Records contained in a dataset:

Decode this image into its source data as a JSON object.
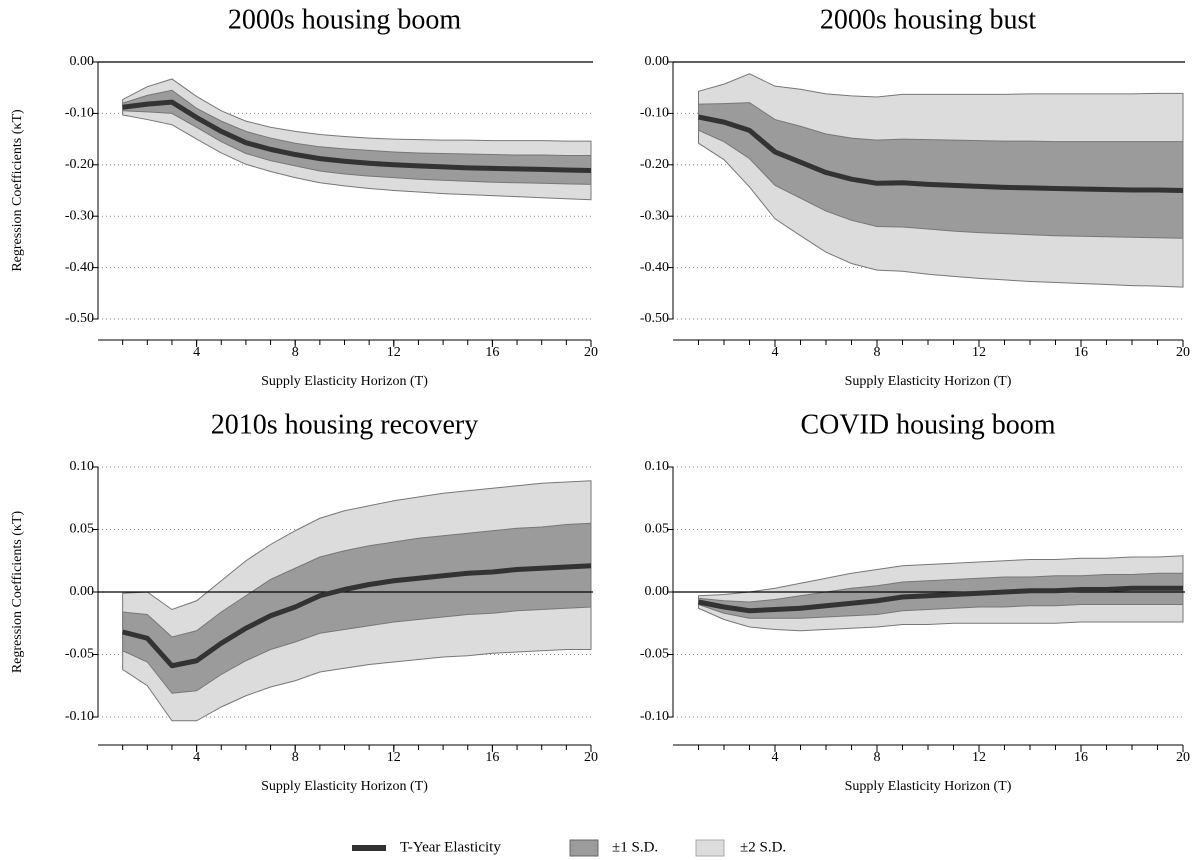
{
  "legend": [
    {
      "name": "T-Year Elasticity",
      "color": "#333333"
    },
    {
      "name": "±1 S.D.",
      "color": "#9b9b9b"
    },
    {
      "name": "±2 S.D.",
      "color": "#dcdcdc"
    }
  ],
  "chart_data": [
    {
      "type": "band-line",
      "title": "2000s housing boom",
      "xlabel": "Supply Elasticity Horizon (T)",
      "ylabel": "Regression Coefficients (κT)",
      "x": [
        1,
        2,
        3,
        4,
        5,
        6,
        7,
        8,
        9,
        10,
        11,
        12,
        13,
        14,
        15,
        16,
        17,
        18,
        19,
        20
      ],
      "xlim": [
        0,
        20
      ],
      "xticks": [
        4,
        8,
        12,
        16,
        20
      ],
      "ylim": [
        -0.5,
        0
      ],
      "yticks": [
        {
          "value": 0,
          "label": "0.00"
        },
        {
          "value": -0.1,
          "label": "-0.10"
        },
        {
          "value": -0.2,
          "label": "-0.20"
        },
        {
          "value": -0.3,
          "label": "-0.30"
        },
        {
          "value": -0.4,
          "label": "-0.40"
        },
        {
          "value": -0.5,
          "label": "-0.50"
        }
      ],
      "grid": true,
      "line": [
        -0.088,
        -0.082,
        -0.078,
        -0.108,
        -0.135,
        -0.157,
        -0.17,
        -0.18,
        -0.188,
        -0.193,
        -0.197,
        -0.2,
        -0.202,
        -0.204,
        -0.206,
        -0.207,
        -0.208,
        -0.209,
        -0.21,
        -0.211
      ],
      "band1": {
        "upper": [
          -0.08,
          -0.065,
          -0.055,
          -0.09,
          -0.115,
          -0.135,
          -0.148,
          -0.158,
          -0.165,
          -0.169,
          -0.172,
          -0.175,
          -0.177,
          -0.178,
          -0.179,
          -0.18,
          -0.181,
          -0.181,
          -0.182,
          -0.182
        ],
        "lower": [
          -0.095,
          -0.097,
          -0.1,
          -0.127,
          -0.155,
          -0.178,
          -0.192,
          -0.202,
          -0.212,
          -0.218,
          -0.222,
          -0.225,
          -0.228,
          -0.23,
          -0.232,
          -0.234,
          -0.235,
          -0.236,
          -0.237,
          -0.238
        ]
      },
      "band2": {
        "upper": [
          -0.073,
          -0.048,
          -0.033,
          -0.067,
          -0.095,
          -0.115,
          -0.127,
          -0.135,
          -0.141,
          -0.145,
          -0.148,
          -0.15,
          -0.151,
          -0.152,
          -0.152,
          -0.153,
          -0.153,
          -0.153,
          -0.154,
          -0.154
        ],
        "lower": [
          -0.103,
          -0.112,
          -0.122,
          -0.15,
          -0.177,
          -0.199,
          -0.213,
          -0.225,
          -0.235,
          -0.241,
          -0.246,
          -0.25,
          -0.253,
          -0.256,
          -0.258,
          -0.26,
          -0.262,
          -0.264,
          -0.266,
          -0.268
        ]
      }
    },
    {
      "type": "band-line",
      "title": "2000s housing bust",
      "xlabel": "Supply Elasticity Horizon (T)",
      "x": [
        1,
        2,
        3,
        4,
        5,
        6,
        7,
        8,
        9,
        10,
        11,
        12,
        13,
        14,
        15,
        16,
        17,
        18,
        19,
        20
      ],
      "xlim": [
        0,
        20
      ],
      "xticks": [
        4,
        8,
        12,
        16,
        20
      ],
      "ylim": [
        -0.5,
        0
      ],
      "yticks": [
        {
          "value": 0,
          "label": "0.00"
        },
        {
          "value": -0.1,
          "label": "-0.10"
        },
        {
          "value": -0.2,
          "label": "-0.20"
        },
        {
          "value": -0.3,
          "label": "-0.30"
        },
        {
          "value": -0.4,
          "label": "-0.40"
        },
        {
          "value": -0.5,
          "label": "-0.50"
        }
      ],
      "grid": true,
      "line": [
        -0.107,
        -0.117,
        -0.133,
        -0.175,
        -0.195,
        -0.215,
        -0.228,
        -0.236,
        -0.235,
        -0.238,
        -0.24,
        -0.242,
        -0.244,
        -0.245,
        -0.246,
        -0.247,
        -0.248,
        -0.249,
        -0.249,
        -0.25
      ],
      "band1": {
        "upper": [
          -0.082,
          -0.081,
          -0.079,
          -0.112,
          -0.125,
          -0.14,
          -0.148,
          -0.152,
          -0.15,
          -0.151,
          -0.152,
          -0.153,
          -0.154,
          -0.154,
          -0.155,
          -0.155,
          -0.155,
          -0.155,
          -0.155,
          -0.155
        ],
        "lower": [
          -0.133,
          -0.155,
          -0.188,
          -0.24,
          -0.265,
          -0.29,
          -0.308,
          -0.32,
          -0.321,
          -0.325,
          -0.329,
          -0.332,
          -0.334,
          -0.336,
          -0.338,
          -0.339,
          -0.34,
          -0.341,
          -0.342,
          -0.343
        ]
      },
      "band2": {
        "upper": [
          -0.057,
          -0.043,
          -0.023,
          -0.047,
          -0.053,
          -0.062,
          -0.066,
          -0.068,
          -0.063,
          -0.063,
          -0.063,
          -0.063,
          -0.063,
          -0.062,
          -0.062,
          -0.062,
          -0.062,
          -0.062,
          -0.061,
          -0.061
        ],
        "lower": [
          -0.158,
          -0.19,
          -0.243,
          -0.305,
          -0.338,
          -0.37,
          -0.392,
          -0.405,
          -0.407,
          -0.413,
          -0.417,
          -0.421,
          -0.424,
          -0.427,
          -0.429,
          -0.431,
          -0.433,
          -0.435,
          -0.436,
          -0.438
        ]
      }
    },
    {
      "type": "band-line",
      "title": "2010s housing recovery",
      "xlabel": "Supply Elasticity Horizon (T)",
      "ylabel": "Regression Coefficients (κT)",
      "x": [
        1,
        2,
        3,
        4,
        5,
        6,
        7,
        8,
        9,
        10,
        11,
        12,
        13,
        14,
        15,
        16,
        17,
        18,
        19,
        20
      ],
      "xlim": [
        0,
        20
      ],
      "xticks": [
        4,
        8,
        12,
        16,
        20
      ],
      "ylim": [
        -0.1,
        0.1
      ],
      "yticks": [
        {
          "value": 0.1,
          "label": "0.10"
        },
        {
          "value": 0.05,
          "label": "0.05"
        },
        {
          "value": 0,
          "label": "0.00"
        },
        {
          "value": -0.05,
          "label": "-0.05"
        },
        {
          "value": -0.1,
          "label": "-0.10"
        }
      ],
      "grid": true,
      "line": [
        -0.032,
        -0.037,
        -0.059,
        -0.055,
        -0.041,
        -0.029,
        -0.019,
        -0.012,
        -0.003,
        0.002,
        0.006,
        0.009,
        0.011,
        0.013,
        0.015,
        0.016,
        0.018,
        0.019,
        0.02,
        0.021
      ],
      "band1": {
        "upper": [
          -0.016,
          -0.018,
          -0.036,
          -0.031,
          -0.016,
          -0.003,
          0.01,
          0.019,
          0.028,
          0.033,
          0.037,
          0.04,
          0.043,
          0.045,
          0.047,
          0.049,
          0.051,
          0.052,
          0.054,
          0.055
        ],
        "lower": [
          -0.047,
          -0.056,
          -0.081,
          -0.079,
          -0.066,
          -0.055,
          -0.046,
          -0.04,
          -0.033,
          -0.03,
          -0.027,
          -0.024,
          -0.022,
          -0.02,
          -0.018,
          -0.017,
          -0.015,
          -0.014,
          -0.013,
          -0.012
        ]
      },
      "band2": {
        "upper": [
          -0.001,
          0.0,
          -0.014,
          -0.007,
          0.009,
          0.025,
          0.038,
          0.049,
          0.059,
          0.065,
          0.069,
          0.073,
          0.076,
          0.079,
          0.081,
          0.083,
          0.085,
          0.087,
          0.088,
          0.089
        ],
        "lower": [
          -0.062,
          -0.075,
          -0.103,
          -0.103,
          -0.092,
          -0.083,
          -0.076,
          -0.071,
          -0.064,
          -0.061,
          -0.058,
          -0.056,
          -0.054,
          -0.052,
          -0.051,
          -0.049,
          -0.048,
          -0.047,
          -0.046,
          -0.046
        ]
      }
    },
    {
      "type": "band-line",
      "title": "COVID housing boom",
      "xlabel": "Supply Elasticity Horizon (T)",
      "x": [
        1,
        2,
        3,
        4,
        5,
        6,
        7,
        8,
        9,
        10,
        11,
        12,
        13,
        14,
        15,
        16,
        17,
        18,
        19,
        20
      ],
      "xlim": [
        0,
        20
      ],
      "xticks": [
        4,
        8,
        12,
        16,
        20
      ],
      "ylim": [
        -0.1,
        0.1
      ],
      "yticks": [
        {
          "value": 0.1,
          "label": "0.10"
        },
        {
          "value": 0.05,
          "label": "0.05"
        },
        {
          "value": 0,
          "label": "0.00"
        },
        {
          "value": -0.05,
          "label": "-0.05"
        },
        {
          "value": -0.1,
          "label": "-0.10"
        }
      ],
      "grid": true,
      "line": [
        -0.008,
        -0.012,
        -0.015,
        -0.014,
        -0.013,
        -0.011,
        -0.009,
        -0.007,
        -0.004,
        -0.003,
        -0.002,
        -0.001,
        0.0,
        0.001,
        0.001,
        0.002,
        0.002,
        0.003,
        0.003,
        0.003
      ],
      "band1": {
        "upper": [
          -0.005,
          -0.007,
          -0.008,
          -0.006,
          -0.003,
          0.0,
          0.003,
          0.005,
          0.008,
          0.009,
          0.01,
          0.011,
          0.012,
          0.012,
          0.013,
          0.013,
          0.014,
          0.014,
          0.015,
          0.015
        ],
        "lower": [
          -0.01,
          -0.017,
          -0.021,
          -0.021,
          -0.021,
          -0.02,
          -0.019,
          -0.018,
          -0.015,
          -0.014,
          -0.013,
          -0.012,
          -0.012,
          -0.011,
          -0.011,
          -0.01,
          -0.01,
          -0.01,
          -0.01,
          -0.01
        ]
      },
      "band2": {
        "upper": [
          -0.003,
          -0.002,
          0.0,
          0.003,
          0.007,
          0.011,
          0.015,
          0.018,
          0.021,
          0.022,
          0.023,
          0.024,
          0.025,
          0.026,
          0.026,
          0.027,
          0.027,
          0.028,
          0.028,
          0.029
        ],
        "lower": [
          -0.013,
          -0.022,
          -0.028,
          -0.03,
          -0.031,
          -0.03,
          -0.029,
          -0.028,
          -0.026,
          -0.026,
          -0.025,
          -0.025,
          -0.025,
          -0.025,
          -0.025,
          -0.024,
          -0.024,
          -0.024,
          -0.024,
          -0.024
        ]
      }
    }
  ]
}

WHAT THE EXERCISE ASKS: Say how many lines include the word "boom"; reply with the number alone.

TASK RESULT: 2